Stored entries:

— START —

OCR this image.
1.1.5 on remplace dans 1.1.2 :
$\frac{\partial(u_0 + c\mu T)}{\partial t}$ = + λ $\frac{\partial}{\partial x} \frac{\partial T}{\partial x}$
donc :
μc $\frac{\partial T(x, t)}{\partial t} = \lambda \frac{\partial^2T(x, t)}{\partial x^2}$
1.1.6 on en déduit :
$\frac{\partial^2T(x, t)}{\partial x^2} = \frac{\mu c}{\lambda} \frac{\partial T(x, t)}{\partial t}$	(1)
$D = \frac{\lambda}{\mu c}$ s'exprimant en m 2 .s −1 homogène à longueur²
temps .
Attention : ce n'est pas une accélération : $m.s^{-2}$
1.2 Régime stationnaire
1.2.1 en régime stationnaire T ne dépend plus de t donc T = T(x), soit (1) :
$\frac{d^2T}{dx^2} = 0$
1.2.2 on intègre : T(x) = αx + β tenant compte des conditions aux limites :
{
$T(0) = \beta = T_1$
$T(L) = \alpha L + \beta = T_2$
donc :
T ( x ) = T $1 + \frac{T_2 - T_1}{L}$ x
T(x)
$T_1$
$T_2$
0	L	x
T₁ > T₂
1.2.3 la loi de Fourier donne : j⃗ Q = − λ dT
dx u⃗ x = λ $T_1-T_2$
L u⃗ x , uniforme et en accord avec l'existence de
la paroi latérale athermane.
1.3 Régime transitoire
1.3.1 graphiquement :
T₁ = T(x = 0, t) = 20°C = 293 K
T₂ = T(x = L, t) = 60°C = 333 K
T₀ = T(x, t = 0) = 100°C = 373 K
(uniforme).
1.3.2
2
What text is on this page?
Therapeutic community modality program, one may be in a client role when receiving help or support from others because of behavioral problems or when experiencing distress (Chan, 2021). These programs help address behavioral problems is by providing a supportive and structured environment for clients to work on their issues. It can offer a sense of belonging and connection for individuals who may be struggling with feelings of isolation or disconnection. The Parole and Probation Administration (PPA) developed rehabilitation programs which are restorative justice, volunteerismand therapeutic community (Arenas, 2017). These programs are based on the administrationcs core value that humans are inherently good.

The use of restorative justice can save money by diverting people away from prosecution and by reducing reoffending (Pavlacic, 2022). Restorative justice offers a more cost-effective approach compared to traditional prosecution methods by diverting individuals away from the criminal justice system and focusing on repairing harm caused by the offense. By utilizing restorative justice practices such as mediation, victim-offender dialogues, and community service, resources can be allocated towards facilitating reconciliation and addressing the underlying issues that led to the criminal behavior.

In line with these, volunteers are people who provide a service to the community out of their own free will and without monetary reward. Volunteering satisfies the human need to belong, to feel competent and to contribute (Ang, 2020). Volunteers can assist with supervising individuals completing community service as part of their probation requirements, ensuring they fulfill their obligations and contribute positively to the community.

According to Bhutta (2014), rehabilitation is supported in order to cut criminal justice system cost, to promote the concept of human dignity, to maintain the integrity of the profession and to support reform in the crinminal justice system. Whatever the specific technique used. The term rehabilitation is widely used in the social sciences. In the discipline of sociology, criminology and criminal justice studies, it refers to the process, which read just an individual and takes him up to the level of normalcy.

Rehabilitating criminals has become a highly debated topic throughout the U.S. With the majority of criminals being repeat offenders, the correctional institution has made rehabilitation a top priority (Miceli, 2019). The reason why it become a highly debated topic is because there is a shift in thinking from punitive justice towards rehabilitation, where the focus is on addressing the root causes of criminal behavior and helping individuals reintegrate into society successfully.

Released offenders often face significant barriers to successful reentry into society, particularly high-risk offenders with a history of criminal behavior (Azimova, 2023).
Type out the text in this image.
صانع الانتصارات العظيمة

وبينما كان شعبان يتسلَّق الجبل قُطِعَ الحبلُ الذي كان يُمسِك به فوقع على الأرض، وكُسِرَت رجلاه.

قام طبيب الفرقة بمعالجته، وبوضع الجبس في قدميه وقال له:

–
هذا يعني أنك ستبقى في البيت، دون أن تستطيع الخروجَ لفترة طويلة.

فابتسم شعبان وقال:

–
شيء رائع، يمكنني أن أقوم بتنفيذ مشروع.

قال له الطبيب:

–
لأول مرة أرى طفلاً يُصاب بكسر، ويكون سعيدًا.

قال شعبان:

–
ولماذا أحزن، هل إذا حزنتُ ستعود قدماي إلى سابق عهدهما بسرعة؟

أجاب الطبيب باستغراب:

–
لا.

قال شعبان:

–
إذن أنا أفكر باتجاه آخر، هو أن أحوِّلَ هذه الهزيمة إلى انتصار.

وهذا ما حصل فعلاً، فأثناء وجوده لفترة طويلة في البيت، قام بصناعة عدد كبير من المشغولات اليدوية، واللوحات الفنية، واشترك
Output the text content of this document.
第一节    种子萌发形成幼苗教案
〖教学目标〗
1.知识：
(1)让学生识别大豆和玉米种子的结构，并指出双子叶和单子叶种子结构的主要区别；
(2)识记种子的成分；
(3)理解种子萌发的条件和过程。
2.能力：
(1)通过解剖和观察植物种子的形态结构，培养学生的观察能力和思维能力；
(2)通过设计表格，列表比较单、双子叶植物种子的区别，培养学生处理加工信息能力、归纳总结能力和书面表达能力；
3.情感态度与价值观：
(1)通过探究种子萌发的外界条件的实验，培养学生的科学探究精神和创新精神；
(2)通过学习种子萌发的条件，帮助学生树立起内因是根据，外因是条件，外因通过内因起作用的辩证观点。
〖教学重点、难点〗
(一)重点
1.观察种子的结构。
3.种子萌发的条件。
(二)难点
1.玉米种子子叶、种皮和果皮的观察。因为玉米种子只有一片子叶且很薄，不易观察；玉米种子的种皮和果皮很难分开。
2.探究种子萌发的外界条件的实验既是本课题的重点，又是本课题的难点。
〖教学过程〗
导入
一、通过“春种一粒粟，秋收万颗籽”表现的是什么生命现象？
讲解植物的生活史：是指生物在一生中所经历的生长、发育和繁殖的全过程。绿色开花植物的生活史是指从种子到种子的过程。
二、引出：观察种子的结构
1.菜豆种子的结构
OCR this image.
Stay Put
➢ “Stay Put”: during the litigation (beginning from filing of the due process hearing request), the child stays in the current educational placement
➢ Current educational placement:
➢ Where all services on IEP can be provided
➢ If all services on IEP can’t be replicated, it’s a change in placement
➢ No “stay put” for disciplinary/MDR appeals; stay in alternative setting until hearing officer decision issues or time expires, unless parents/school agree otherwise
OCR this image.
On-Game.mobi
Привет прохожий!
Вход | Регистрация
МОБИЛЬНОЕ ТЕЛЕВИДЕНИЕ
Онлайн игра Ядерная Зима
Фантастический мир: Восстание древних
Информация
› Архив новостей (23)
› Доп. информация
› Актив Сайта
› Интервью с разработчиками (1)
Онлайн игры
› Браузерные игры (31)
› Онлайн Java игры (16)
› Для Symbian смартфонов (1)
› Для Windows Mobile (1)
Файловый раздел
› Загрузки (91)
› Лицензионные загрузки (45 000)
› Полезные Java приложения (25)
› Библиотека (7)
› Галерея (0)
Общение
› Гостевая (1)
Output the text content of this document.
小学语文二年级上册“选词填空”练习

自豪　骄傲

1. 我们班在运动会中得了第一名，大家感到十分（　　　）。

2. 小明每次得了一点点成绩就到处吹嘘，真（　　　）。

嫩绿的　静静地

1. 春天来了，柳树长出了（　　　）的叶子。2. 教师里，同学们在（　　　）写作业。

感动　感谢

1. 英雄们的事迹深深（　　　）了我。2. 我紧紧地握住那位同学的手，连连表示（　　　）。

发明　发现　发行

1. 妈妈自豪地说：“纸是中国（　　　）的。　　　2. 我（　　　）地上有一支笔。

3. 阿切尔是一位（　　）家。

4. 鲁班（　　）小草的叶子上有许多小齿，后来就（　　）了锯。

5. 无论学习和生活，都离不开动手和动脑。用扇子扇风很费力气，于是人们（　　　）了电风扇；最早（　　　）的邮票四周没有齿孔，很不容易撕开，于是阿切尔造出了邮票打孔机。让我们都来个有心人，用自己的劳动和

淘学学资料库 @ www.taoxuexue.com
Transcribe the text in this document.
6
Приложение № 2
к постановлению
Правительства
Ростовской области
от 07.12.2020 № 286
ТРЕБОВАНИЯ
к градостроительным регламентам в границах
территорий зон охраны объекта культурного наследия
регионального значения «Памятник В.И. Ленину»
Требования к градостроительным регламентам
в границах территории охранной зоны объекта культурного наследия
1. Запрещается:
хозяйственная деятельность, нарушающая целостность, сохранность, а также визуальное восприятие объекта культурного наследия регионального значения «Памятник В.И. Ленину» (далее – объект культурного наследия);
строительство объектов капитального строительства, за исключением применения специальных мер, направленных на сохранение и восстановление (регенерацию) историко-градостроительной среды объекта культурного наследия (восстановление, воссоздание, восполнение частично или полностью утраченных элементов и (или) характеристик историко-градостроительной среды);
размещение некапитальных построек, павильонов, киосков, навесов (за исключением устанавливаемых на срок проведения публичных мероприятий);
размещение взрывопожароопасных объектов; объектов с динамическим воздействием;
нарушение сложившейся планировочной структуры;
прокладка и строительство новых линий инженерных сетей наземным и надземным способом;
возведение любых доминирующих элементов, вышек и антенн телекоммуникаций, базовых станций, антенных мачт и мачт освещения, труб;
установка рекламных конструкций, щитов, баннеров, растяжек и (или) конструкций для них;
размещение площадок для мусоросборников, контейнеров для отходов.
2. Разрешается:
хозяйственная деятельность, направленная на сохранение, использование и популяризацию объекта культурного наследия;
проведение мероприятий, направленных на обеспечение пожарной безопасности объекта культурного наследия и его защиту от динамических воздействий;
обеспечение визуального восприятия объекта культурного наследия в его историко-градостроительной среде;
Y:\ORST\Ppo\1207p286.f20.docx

— END —

REQUEST — Work out how many lines in the records above hold the string "значения", then give only that count.

SOLUTION FOR THIS EXERCISE — 2